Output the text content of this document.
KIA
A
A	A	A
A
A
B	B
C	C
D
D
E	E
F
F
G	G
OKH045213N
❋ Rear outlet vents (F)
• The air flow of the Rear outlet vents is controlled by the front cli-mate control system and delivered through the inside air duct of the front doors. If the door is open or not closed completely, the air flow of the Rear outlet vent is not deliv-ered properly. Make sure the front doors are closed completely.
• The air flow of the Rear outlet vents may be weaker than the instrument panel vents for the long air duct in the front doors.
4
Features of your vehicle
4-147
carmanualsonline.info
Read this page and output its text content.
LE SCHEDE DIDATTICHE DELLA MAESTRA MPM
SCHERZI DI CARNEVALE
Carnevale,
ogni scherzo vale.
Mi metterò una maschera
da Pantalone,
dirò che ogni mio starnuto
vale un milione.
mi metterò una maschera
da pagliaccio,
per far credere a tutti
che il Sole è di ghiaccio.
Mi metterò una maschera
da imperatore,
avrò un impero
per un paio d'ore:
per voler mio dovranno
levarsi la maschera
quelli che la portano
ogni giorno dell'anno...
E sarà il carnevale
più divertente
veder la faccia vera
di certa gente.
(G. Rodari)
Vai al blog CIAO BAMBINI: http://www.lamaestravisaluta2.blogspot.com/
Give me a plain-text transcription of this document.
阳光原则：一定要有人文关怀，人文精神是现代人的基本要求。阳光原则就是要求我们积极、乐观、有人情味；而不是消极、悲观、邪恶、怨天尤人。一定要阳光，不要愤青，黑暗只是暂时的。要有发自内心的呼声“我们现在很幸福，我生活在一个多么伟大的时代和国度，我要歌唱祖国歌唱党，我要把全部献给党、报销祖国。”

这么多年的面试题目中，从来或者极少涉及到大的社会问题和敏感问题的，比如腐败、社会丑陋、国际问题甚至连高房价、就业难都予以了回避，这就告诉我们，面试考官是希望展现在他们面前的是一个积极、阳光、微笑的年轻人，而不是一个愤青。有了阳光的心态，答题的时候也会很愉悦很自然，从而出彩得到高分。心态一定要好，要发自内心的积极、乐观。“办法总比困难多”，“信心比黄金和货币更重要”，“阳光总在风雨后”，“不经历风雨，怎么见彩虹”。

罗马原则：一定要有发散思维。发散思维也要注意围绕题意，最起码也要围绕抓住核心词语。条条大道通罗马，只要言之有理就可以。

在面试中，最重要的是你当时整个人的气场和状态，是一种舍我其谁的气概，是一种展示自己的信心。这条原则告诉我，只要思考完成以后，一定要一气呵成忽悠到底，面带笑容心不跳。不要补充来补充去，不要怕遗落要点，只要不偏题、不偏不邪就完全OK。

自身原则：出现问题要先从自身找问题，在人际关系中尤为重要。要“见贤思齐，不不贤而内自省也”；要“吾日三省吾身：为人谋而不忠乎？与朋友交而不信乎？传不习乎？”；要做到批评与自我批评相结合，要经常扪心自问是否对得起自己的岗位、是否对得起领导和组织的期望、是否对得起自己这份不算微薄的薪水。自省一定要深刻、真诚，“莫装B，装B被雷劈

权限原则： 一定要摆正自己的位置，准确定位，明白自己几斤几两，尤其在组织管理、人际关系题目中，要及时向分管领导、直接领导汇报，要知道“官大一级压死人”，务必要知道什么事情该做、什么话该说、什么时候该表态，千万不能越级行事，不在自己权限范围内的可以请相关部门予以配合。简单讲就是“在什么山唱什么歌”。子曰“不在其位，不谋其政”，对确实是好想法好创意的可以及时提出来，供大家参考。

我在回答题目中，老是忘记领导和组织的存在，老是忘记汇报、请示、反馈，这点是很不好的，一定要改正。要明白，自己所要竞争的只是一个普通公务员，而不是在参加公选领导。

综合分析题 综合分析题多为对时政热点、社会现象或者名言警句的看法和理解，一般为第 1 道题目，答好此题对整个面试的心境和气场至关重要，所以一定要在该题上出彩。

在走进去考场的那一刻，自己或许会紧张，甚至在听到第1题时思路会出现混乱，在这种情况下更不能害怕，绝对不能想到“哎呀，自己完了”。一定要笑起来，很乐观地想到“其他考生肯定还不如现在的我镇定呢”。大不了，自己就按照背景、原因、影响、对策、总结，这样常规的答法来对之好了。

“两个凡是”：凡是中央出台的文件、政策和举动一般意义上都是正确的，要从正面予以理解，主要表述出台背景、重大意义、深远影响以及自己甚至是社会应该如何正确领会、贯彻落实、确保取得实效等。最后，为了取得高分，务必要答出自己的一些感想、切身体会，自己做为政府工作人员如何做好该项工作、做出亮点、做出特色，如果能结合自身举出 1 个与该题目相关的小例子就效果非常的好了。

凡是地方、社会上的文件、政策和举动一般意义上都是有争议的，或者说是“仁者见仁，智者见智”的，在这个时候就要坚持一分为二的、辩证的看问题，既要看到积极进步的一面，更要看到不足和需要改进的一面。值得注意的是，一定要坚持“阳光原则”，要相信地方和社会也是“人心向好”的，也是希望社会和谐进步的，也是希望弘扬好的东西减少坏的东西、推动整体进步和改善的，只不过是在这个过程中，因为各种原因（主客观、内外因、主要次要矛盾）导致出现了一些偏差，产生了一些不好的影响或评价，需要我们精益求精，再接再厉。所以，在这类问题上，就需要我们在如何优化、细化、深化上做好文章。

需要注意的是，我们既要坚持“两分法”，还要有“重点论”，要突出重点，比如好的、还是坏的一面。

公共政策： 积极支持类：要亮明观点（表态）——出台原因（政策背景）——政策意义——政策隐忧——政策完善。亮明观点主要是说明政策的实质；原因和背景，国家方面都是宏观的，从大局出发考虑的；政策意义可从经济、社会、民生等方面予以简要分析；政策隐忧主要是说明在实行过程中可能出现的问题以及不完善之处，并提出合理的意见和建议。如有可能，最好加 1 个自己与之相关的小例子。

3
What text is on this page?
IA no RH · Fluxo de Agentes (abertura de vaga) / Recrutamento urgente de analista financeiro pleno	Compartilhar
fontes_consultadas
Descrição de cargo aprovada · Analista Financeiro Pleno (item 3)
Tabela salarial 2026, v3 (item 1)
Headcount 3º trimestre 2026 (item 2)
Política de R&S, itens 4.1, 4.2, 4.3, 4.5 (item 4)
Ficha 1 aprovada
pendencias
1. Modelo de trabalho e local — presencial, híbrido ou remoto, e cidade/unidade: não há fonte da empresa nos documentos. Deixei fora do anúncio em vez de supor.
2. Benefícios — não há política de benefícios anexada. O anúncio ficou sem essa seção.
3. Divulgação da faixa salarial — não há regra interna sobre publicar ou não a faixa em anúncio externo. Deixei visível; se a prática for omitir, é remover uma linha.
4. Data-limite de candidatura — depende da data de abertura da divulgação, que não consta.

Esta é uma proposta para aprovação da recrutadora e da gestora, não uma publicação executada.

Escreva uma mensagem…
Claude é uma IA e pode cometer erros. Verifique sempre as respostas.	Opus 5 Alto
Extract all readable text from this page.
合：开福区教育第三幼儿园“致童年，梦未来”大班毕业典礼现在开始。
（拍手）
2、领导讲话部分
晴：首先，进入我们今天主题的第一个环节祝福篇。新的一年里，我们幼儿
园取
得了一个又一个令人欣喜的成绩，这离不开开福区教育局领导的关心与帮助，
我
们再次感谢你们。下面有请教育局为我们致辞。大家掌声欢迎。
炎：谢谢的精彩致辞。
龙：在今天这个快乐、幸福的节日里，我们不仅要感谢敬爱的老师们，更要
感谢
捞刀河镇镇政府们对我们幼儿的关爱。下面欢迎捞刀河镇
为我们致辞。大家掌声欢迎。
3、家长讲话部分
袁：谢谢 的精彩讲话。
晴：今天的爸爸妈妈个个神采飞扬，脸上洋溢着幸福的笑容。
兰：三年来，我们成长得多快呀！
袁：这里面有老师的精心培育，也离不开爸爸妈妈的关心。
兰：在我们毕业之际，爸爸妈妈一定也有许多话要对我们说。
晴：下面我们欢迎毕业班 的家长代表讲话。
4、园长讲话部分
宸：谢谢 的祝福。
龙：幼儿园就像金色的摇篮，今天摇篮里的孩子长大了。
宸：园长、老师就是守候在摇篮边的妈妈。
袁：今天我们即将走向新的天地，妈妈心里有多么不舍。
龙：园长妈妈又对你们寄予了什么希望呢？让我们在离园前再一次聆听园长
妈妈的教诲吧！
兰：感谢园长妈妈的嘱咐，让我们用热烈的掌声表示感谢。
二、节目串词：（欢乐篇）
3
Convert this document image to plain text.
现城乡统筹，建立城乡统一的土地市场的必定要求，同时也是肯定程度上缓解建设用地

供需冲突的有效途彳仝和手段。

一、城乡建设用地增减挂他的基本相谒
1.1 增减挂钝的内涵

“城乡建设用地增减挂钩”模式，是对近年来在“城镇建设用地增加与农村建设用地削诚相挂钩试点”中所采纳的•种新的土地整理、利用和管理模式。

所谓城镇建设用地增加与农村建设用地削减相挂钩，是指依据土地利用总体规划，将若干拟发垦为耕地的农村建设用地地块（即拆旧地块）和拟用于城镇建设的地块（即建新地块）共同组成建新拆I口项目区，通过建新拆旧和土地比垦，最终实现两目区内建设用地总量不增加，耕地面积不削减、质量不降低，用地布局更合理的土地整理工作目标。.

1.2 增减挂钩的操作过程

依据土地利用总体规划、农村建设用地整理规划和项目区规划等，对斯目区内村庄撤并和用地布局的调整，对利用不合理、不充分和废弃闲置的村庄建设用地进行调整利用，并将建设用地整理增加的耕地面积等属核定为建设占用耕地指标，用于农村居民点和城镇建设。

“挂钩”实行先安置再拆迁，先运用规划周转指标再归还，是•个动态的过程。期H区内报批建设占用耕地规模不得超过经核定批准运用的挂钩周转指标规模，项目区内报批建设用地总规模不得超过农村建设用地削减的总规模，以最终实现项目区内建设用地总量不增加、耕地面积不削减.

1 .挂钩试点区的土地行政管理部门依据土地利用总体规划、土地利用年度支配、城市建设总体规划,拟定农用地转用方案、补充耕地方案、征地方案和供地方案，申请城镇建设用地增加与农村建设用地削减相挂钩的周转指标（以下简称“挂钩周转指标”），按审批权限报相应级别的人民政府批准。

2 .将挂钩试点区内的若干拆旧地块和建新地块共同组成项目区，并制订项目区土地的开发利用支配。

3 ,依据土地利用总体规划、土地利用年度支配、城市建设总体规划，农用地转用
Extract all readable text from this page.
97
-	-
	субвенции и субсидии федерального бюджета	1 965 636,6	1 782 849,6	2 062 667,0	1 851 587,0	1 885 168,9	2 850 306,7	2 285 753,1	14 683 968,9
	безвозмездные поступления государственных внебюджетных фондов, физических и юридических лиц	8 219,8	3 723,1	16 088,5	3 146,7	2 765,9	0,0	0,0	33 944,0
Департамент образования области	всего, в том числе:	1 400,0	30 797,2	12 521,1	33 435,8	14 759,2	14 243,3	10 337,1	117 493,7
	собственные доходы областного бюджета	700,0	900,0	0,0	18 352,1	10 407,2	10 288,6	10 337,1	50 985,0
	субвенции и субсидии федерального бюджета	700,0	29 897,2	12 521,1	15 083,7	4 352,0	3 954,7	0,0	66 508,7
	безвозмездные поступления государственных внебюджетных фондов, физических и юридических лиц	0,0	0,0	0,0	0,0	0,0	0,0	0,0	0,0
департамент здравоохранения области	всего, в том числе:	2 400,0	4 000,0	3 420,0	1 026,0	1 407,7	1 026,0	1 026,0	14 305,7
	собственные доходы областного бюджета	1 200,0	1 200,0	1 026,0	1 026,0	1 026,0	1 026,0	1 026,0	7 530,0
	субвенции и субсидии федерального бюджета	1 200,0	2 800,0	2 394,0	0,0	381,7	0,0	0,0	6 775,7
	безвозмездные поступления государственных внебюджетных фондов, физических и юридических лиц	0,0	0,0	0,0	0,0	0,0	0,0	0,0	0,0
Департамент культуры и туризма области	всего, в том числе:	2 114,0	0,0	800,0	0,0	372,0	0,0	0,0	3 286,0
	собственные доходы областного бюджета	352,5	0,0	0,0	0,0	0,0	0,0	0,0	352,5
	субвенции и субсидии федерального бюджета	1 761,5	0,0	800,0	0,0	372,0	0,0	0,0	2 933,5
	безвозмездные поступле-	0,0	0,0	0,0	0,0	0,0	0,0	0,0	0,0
◆ ◆ ◆ ◆ ◆ ◆ ◆
Written task: Check all the records above and select each line where the string "item" is found.

Written answer:
Descrição de cargo aprovada · Analista Financeiro Pleno (item 3)
Tabela salarial 2026, v3 (item 1)
Headcount 3º trimestre 2026 (item 2)
Política de R&S, itens 4.1, 4.2, 4.3, 4.5 (item 4)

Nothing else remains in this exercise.